§ RECORDS SHOWN
= = = =
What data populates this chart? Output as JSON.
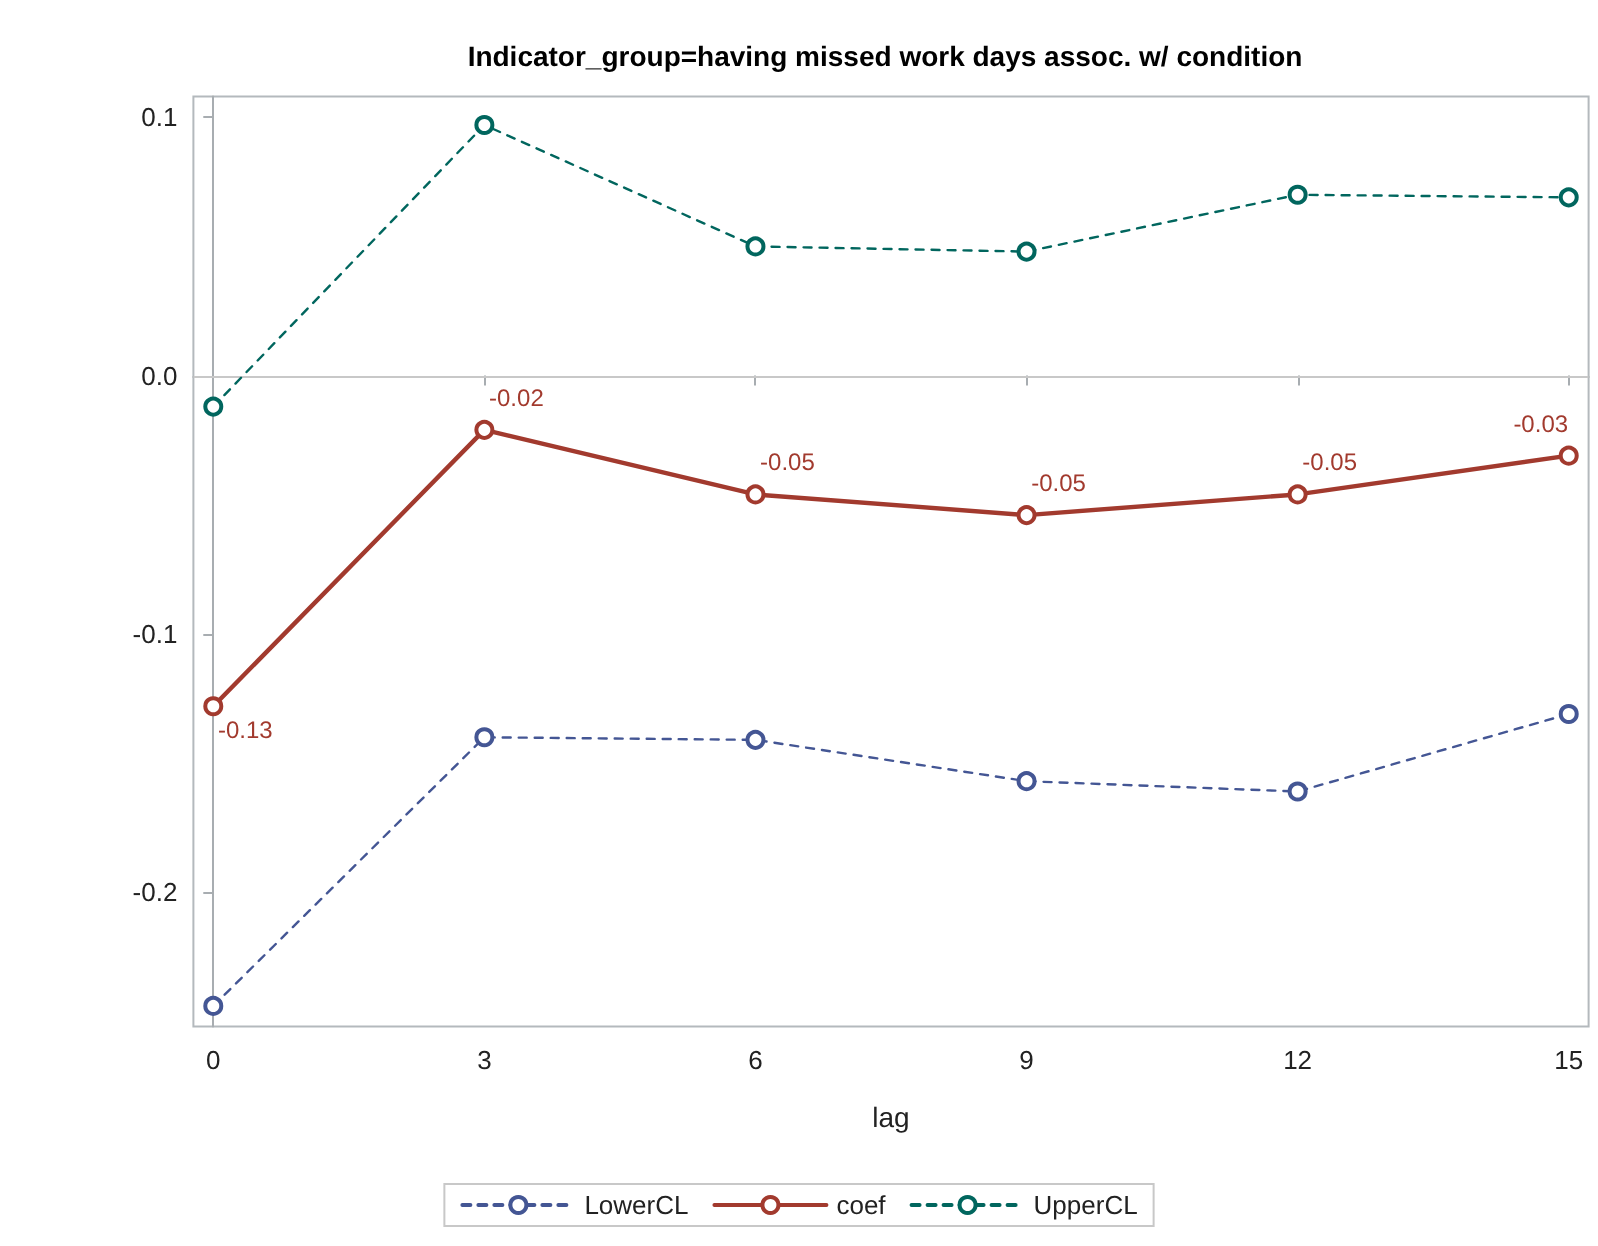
{
  "chart_data": {
    "type": "line",
    "title": "Indicator_group=having missed work days assoc. w/ condition",
    "xlabel": "lag",
    "x": [
      0,
      3,
      6,
      9,
      12,
      15
    ],
    "xlim": [
      -0.22,
      15.22
    ],
    "xticks": [
      0,
      3,
      6,
      9,
      12,
      15
    ],
    "ylim": [
      -0.252,
      0.108
    ],
    "yticks": [
      -0.2,
      -0.1,
      {
        "value": 0,
        "label": "0.0"
      },
      0.1
    ],
    "marker": "circle",
    "legend": "bottom",
    "ref_lines": [
      {
        "axis": "y",
        "value": 0,
        "color": "#c8c8c8"
      }
    ],
    "series": [
      {
        "name": "LowerCL",
        "color": "#445694",
        "line_style": "dashed",
        "values": [
          -0.244,
          -0.14,
          -0.141,
          -0.157,
          -0.161,
          -0.131
        ]
      },
      {
        "name": "coef",
        "color": "#a23a2e",
        "line_style": "solid",
        "values": [
          -0.128,
          -0.021,
          -0.046,
          -0.054,
          -0.046,
          -0.031
        ],
        "value_labels": [
          "-0.13",
          "-0.02",
          "-0.05",
          "-0.05",
          "-0.05",
          "-0.03"
        ]
      },
      {
        "name": "UpperCL",
        "color": "#01665e",
        "line_style": "dashed",
        "values": [
          -0.012,
          0.097,
          0.05,
          0.048,
          0.07,
          0.069
        ]
      }
    ]
  }
}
= = = =
§ DO THIS
Scan the material above for the word "color". Copy each line where it occurs.

§ FINISHED EXERCISE
        "color": "#c8c8c8"
        "color": "#445694",
        "color": "#a23a2e",
        "color": "#01665e",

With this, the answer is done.